Extract each of the lines below word for word, and leave the pictures out of your answer.
-- start of SUPPLIED MATERIAL --
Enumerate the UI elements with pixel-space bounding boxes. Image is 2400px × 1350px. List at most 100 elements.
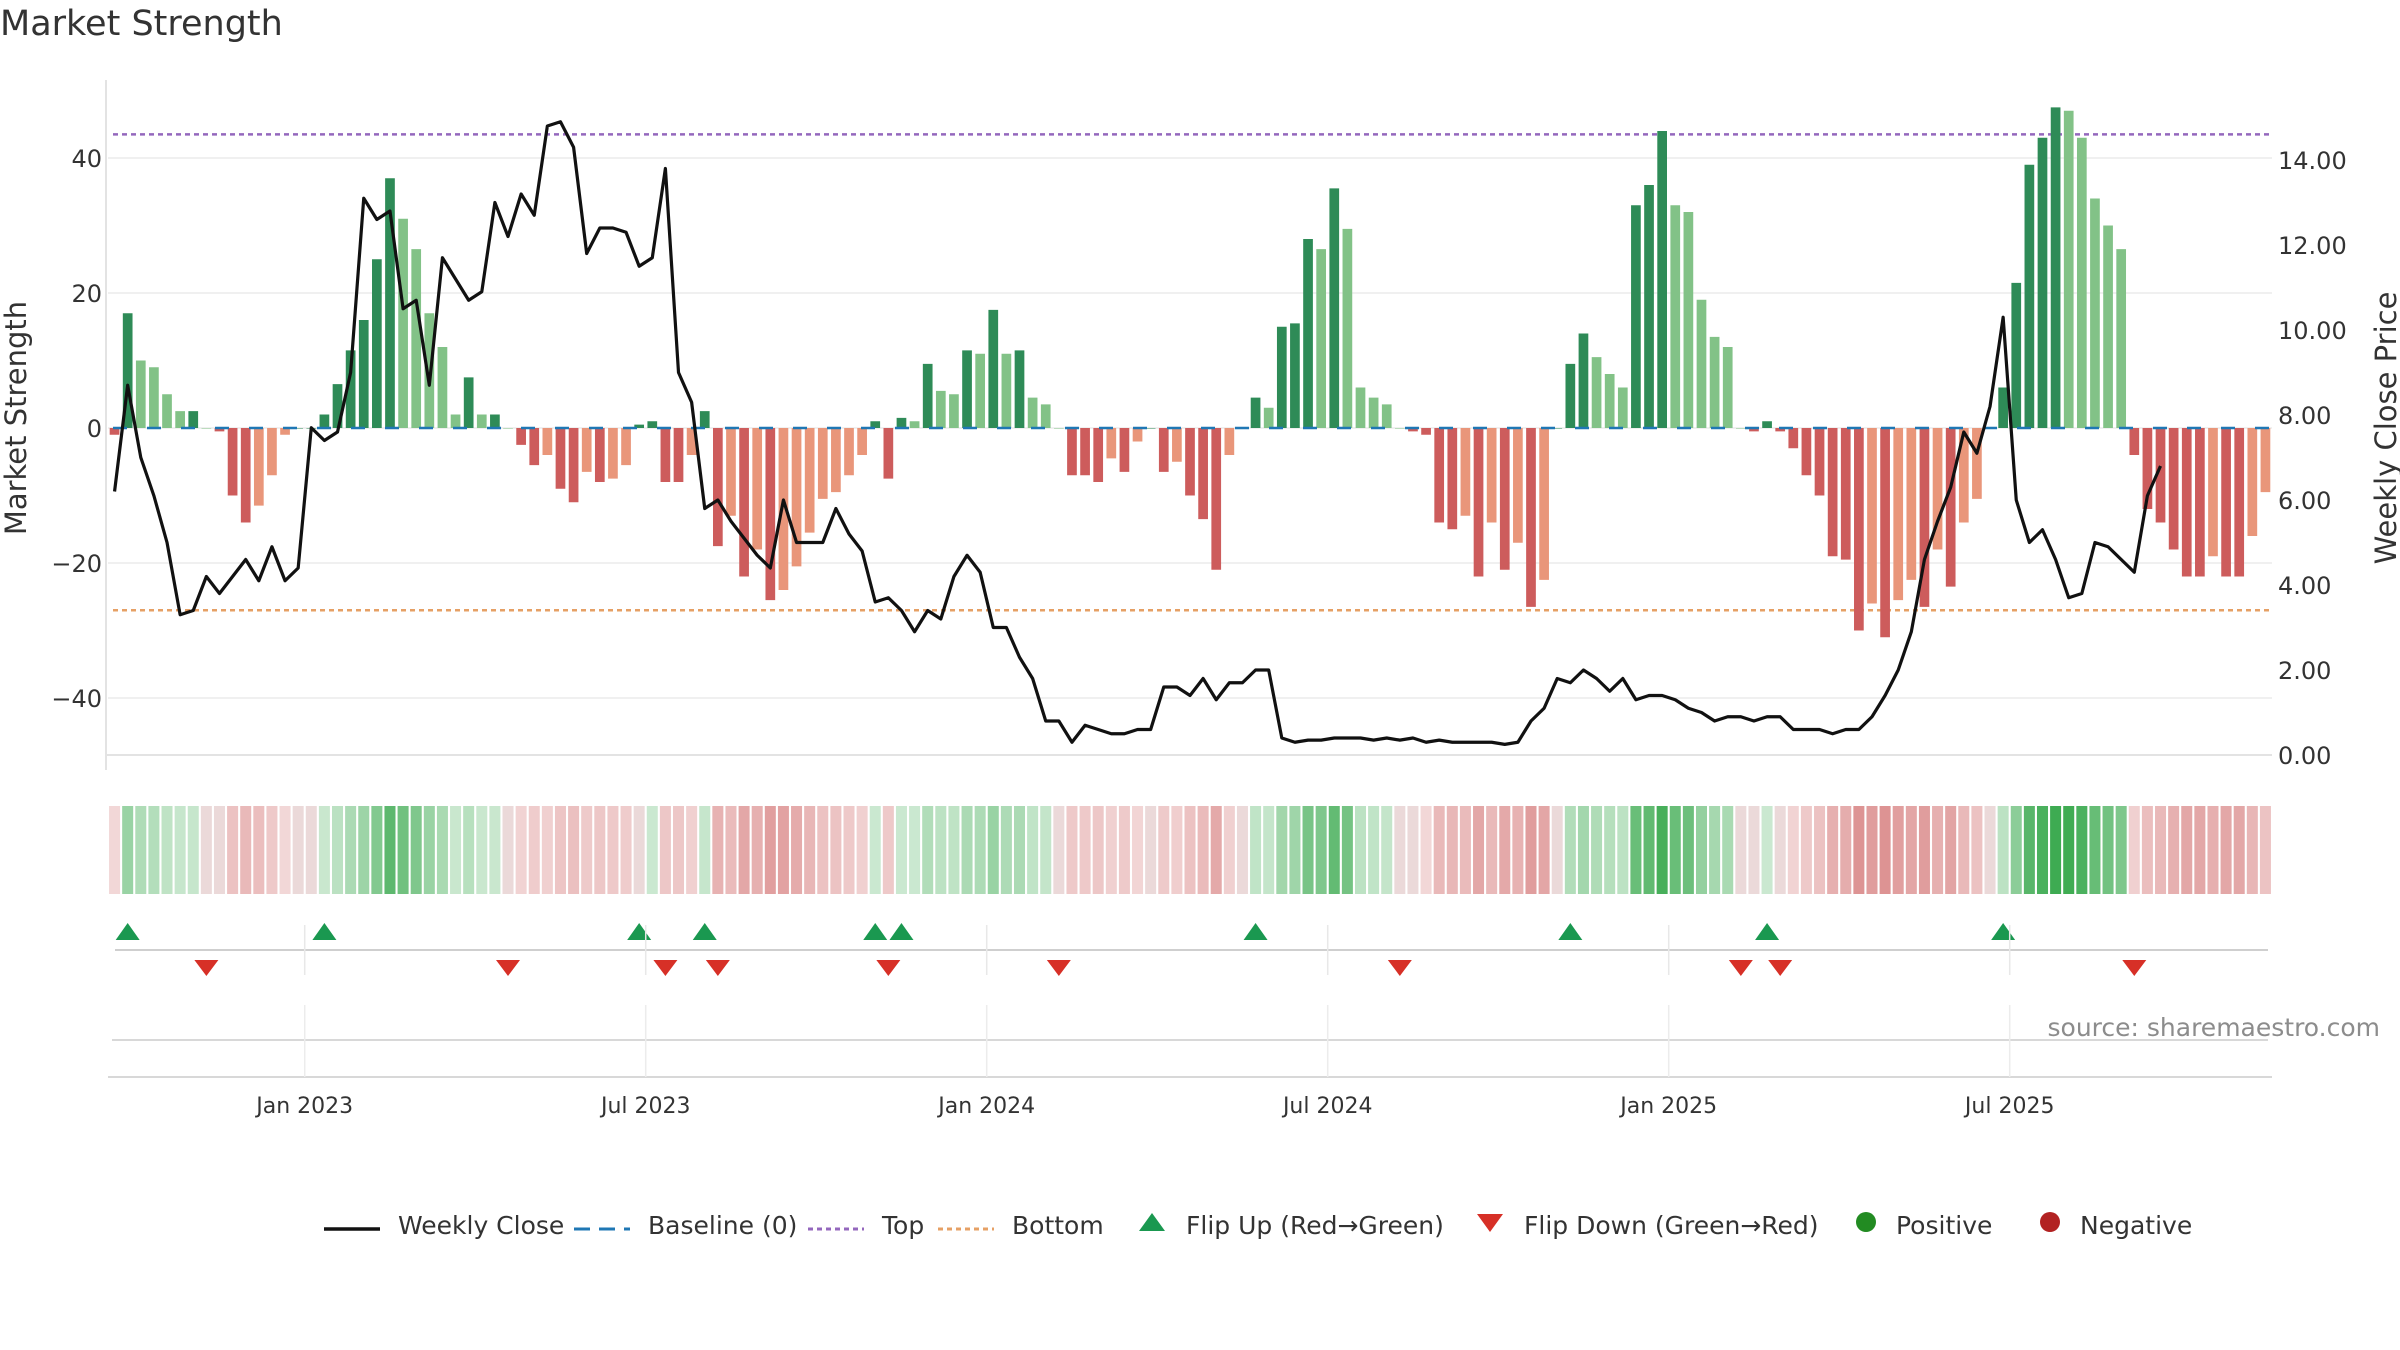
strength-bar <box>1381 404 1392 428</box>
heat-cell <box>568 806 580 894</box>
strength-bar <box>686 428 697 455</box>
weekly-close-series <box>112 120 2162 746</box>
strength-bar <box>962 350 972 428</box>
flip-up-marker <box>627 923 652 940</box>
heat-cell <box>554 806 566 894</box>
strength-bar <box>490 414 500 428</box>
heat-cell <box>2141 806 2153 894</box>
strength-bar <box>2208 428 2218 557</box>
y-axis-label: Market Strength <box>0 301 33 535</box>
flip-down-marker <box>194 960 219 976</box>
strength-bar <box>988 309 999 428</box>
heat-cell <box>332 806 344 894</box>
heat-cell <box>1092 806 1104 894</box>
heat-cell <box>1840 806 1852 894</box>
heat-cell <box>1263 806 1275 894</box>
strength-bar <box>1565 363 1576 428</box>
strength-bar <box>594 428 605 482</box>
flip-down-marker <box>1046 960 1071 976</box>
strength-bar <box>2221 428 2231 577</box>
heat-cell <box>581 806 593 894</box>
heat-cell <box>1525 806 1537 894</box>
strength-bar <box>621 428 631 466</box>
heat-cell <box>1814 806 1826 894</box>
heat-cell <box>1459 806 1471 894</box>
heat-cell <box>2089 806 2101 894</box>
strength-bar <box>1447 428 1458 530</box>
strength-bars <box>109 107 2271 638</box>
heat-cell <box>410 806 422 894</box>
heat-cell <box>515 806 527 894</box>
heat-cell <box>1433 806 1445 894</box>
dashed-line-icon <box>572 1211 632 1240</box>
strength-bar <box>1814 428 1825 496</box>
heat-cell <box>1236 806 1248 894</box>
heat-cell <box>1695 806 1707 894</box>
strength-bar <box>2195 428 2205 577</box>
strength-bar <box>555 428 566 489</box>
heat-cell <box>895 806 907 894</box>
y2-tick-label: 2.00 <box>2278 657 2331 685</box>
heat-cell <box>1132 806 1144 894</box>
heat-cell <box>187 806 199 894</box>
flip-markers <box>115 923 2268 976</box>
heat-cell <box>253 806 265 894</box>
strength-bar <box>293 428 304 429</box>
strength-bar <box>529 428 540 466</box>
heat-cell <box>436 806 448 894</box>
strength-bar <box>1657 131 1667 428</box>
strength-bar <box>1198 428 1208 520</box>
heat-cell <box>1538 806 1550 894</box>
heat-cell <box>135 806 147 894</box>
strength-bar <box>1893 428 1904 601</box>
strength-bar <box>411 249 422 428</box>
heat-cell <box>1486 806 1498 894</box>
y-tick-label: −20 <box>51 550 102 578</box>
strength-bar <box>2063 110 2074 428</box>
y-tick-label: 40 <box>71 145 102 173</box>
heat-cell <box>292 806 304 894</box>
strength-bar <box>1486 428 1497 523</box>
heat-cell <box>646 806 658 894</box>
y2-tick-label: 8.00 <box>2278 402 2331 430</box>
strength-bar <box>162 394 172 428</box>
triangle-down-icon <box>1472 1210 1508 1240</box>
strength-bar <box>935 390 946 428</box>
heat-cell <box>1918 806 1930 894</box>
heat-cell <box>384 806 396 894</box>
strength-bar <box>398 218 408 428</box>
strength-bar <box>1670 205 1681 428</box>
strength-bar <box>201 428 212 429</box>
strength-bar <box>1617 387 1628 428</box>
strength-bar <box>1932 428 1943 550</box>
heat-cell <box>1551 806 1563 894</box>
heat-cell <box>1354 806 1367 894</box>
heat-cell <box>1000 806 1012 894</box>
strength-bar <box>752 428 763 550</box>
heat-cell <box>1171 806 1183 894</box>
heat-cell <box>1735 806 1747 894</box>
heat-cell <box>856 806 868 894</box>
y-tick-label: −40 <box>51 685 102 713</box>
heat-cell <box>1761 806 1773 894</box>
strength-bar <box>1526 428 1536 607</box>
legend: Weekly Close Baseline (0) Top Bottom Fli… <box>0 1205 2400 1245</box>
strength-bar <box>1945 428 1956 587</box>
heat-cell <box>541 806 553 894</box>
strength-bar <box>1421 428 1431 435</box>
heat-cell <box>463 806 475 894</box>
heat-cell <box>1866 806 1878 894</box>
strength-bar <box>975 353 986 428</box>
heat-cell <box>200 806 212 894</box>
heat-cell <box>528 806 540 894</box>
heat-cell <box>633 806 645 894</box>
strength-bar <box>2103 225 2113 428</box>
strength-bar <box>1788 428 1799 449</box>
strength-bar <box>791 428 802 567</box>
heat-cell <box>1774 806 1786 894</box>
strength-bar <box>1827 428 1838 557</box>
legend-bottom: Bottom <box>936 1205 1104 1245</box>
strength-bar <box>608 428 618 479</box>
strength-bar <box>778 428 789 590</box>
heat-cell <box>1184 806 1196 894</box>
-- end of SUPPLIED MATERIAL --
▶ [COMPLETE ANSWER]
Enumerate the UI elements with pixel-space bounding boxes. Image is 2400px × 1350px. List at most 100 elements.
strength-bar <box>1381 404 1392 428</box>
heat-cell <box>568 806 580 894</box>
strength-bar <box>686 428 697 455</box>
weekly-close-series <box>112 120 2162 746</box>
strength-bar <box>962 350 972 428</box>
flip-up-marker <box>627 923 652 940</box>
heat-cell <box>554 806 566 894</box>
strength-bar <box>490 414 500 428</box>
heat-cell <box>2141 806 2153 894</box>
strength-bar <box>2208 428 2218 557</box>
y-axis-label: Market Strength <box>0 301 33 535</box>
flip-down-marker <box>194 960 219 976</box>
strength-bar <box>988 309 999 428</box>
heat-cell <box>332 806 344 894</box>
heat-cell <box>1092 806 1104 894</box>
heat-cell <box>1840 806 1852 894</box>
heat-cell <box>1263 806 1275 894</box>
strength-bar <box>1565 363 1576 428</box>
strength-bar <box>594 428 605 482</box>
flip-down-marker <box>1046 960 1071 976</box>
strength-bar <box>2221 428 2231 577</box>
heat-cell <box>581 806 593 894</box>
heat-cell <box>1525 806 1537 894</box>
strength-bar <box>621 428 631 466</box>
heat-cell <box>1814 806 1826 894</box>
heat-cell <box>1459 806 1471 894</box>
heat-cell <box>2089 806 2101 894</box>
strength-bar <box>1447 428 1458 530</box>
strength-bars <box>109 107 2271 638</box>
heat-cell <box>410 806 422 894</box>
heat-cell <box>515 806 527 894</box>
heat-cell <box>1433 806 1445 894</box>
dashed-line-icon <box>572 1211 632 1240</box>
strength-bar <box>1814 428 1825 496</box>
heat-cell <box>1236 806 1248 894</box>
heat-cell <box>1695 806 1707 894</box>
strength-bar <box>2195 428 2205 577</box>
strength-bar <box>555 428 566 489</box>
heat-cell <box>895 806 907 894</box>
y2-tick-label: 2.00 <box>2278 657 2331 685</box>
heat-cell <box>1132 806 1144 894</box>
heat-cell <box>187 806 199 894</box>
flip-markers <box>115 923 2268 976</box>
heat-cell <box>253 806 265 894</box>
strength-bar <box>293 428 304 429</box>
strength-bar <box>529 428 540 466</box>
heat-cell <box>436 806 448 894</box>
strength-bar <box>1657 131 1667 428</box>
strength-bar <box>1198 428 1208 520</box>
heat-cell <box>1538 806 1550 894</box>
heat-cell <box>135 806 147 894</box>
strength-bar <box>1893 428 1904 601</box>
strength-bar <box>411 249 422 428</box>
heat-cell <box>1486 806 1498 894</box>
y-tick-label: −20 <box>51 550 102 578</box>
strength-bar <box>2063 110 2074 428</box>
y-tick-label: 40 <box>71 145 102 173</box>
heat-cell <box>292 806 304 894</box>
strength-bar <box>1486 428 1497 523</box>
heat-cell <box>646 806 658 894</box>
y2-tick-label: 8.00 <box>2278 402 2331 430</box>
strength-bar <box>162 394 172 428</box>
triangle-down-icon <box>1472 1210 1508 1240</box>
strength-bar <box>935 390 946 428</box>
heat-cell <box>1918 806 1930 894</box>
heat-cell <box>384 806 396 894</box>
strength-bar <box>398 218 408 428</box>
strength-bar <box>1670 205 1681 428</box>
strength-bar <box>201 428 212 429</box>
strength-bar <box>1617 387 1628 428</box>
strength-bar <box>1932 428 1943 550</box>
heat-cell <box>1551 806 1563 894</box>
heat-cell <box>1354 806 1367 894</box>
heat-cell <box>1000 806 1012 894</box>
strength-bar <box>752 428 763 550</box>
heat-cell <box>1171 806 1183 894</box>
heat-cell <box>1735 806 1747 894</box>
heat-cell <box>856 806 868 894</box>
y-tick-label: −40 <box>51 685 102 713</box>
heat-cell <box>1761 806 1773 894</box>
strength-bar <box>1526 428 1536 607</box>
legend: Weekly Close Baseline (0) Top Bottom Fli… <box>0 1205 2400 1245</box>
strength-bar <box>1945 428 1956 587</box>
heat-cell <box>541 806 553 894</box>
strength-bar <box>1421 428 1431 435</box>
heat-cell <box>463 806 475 894</box>
heat-cell <box>1866 806 1878 894</box>
strength-bar <box>975 353 986 428</box>
heat-cell <box>200 806 212 894</box>
heat-cell <box>528 806 540 894</box>
heat-cell <box>633 806 645 894</box>
strength-bar <box>2103 225 2113 428</box>
strength-bar <box>1788 428 1799 449</box>
strength-bar <box>791 428 802 567</box>
heat-cell <box>1774 806 1786 894</box>
strength-bar <box>1827 428 1838 557</box>
legend-bottom: Bottom <box>936 1205 1104 1245</box>
strength-bar <box>608 428 618 479</box>
strength-bar <box>778 428 789 590</box>
heat-cell <box>1184 806 1196 894</box>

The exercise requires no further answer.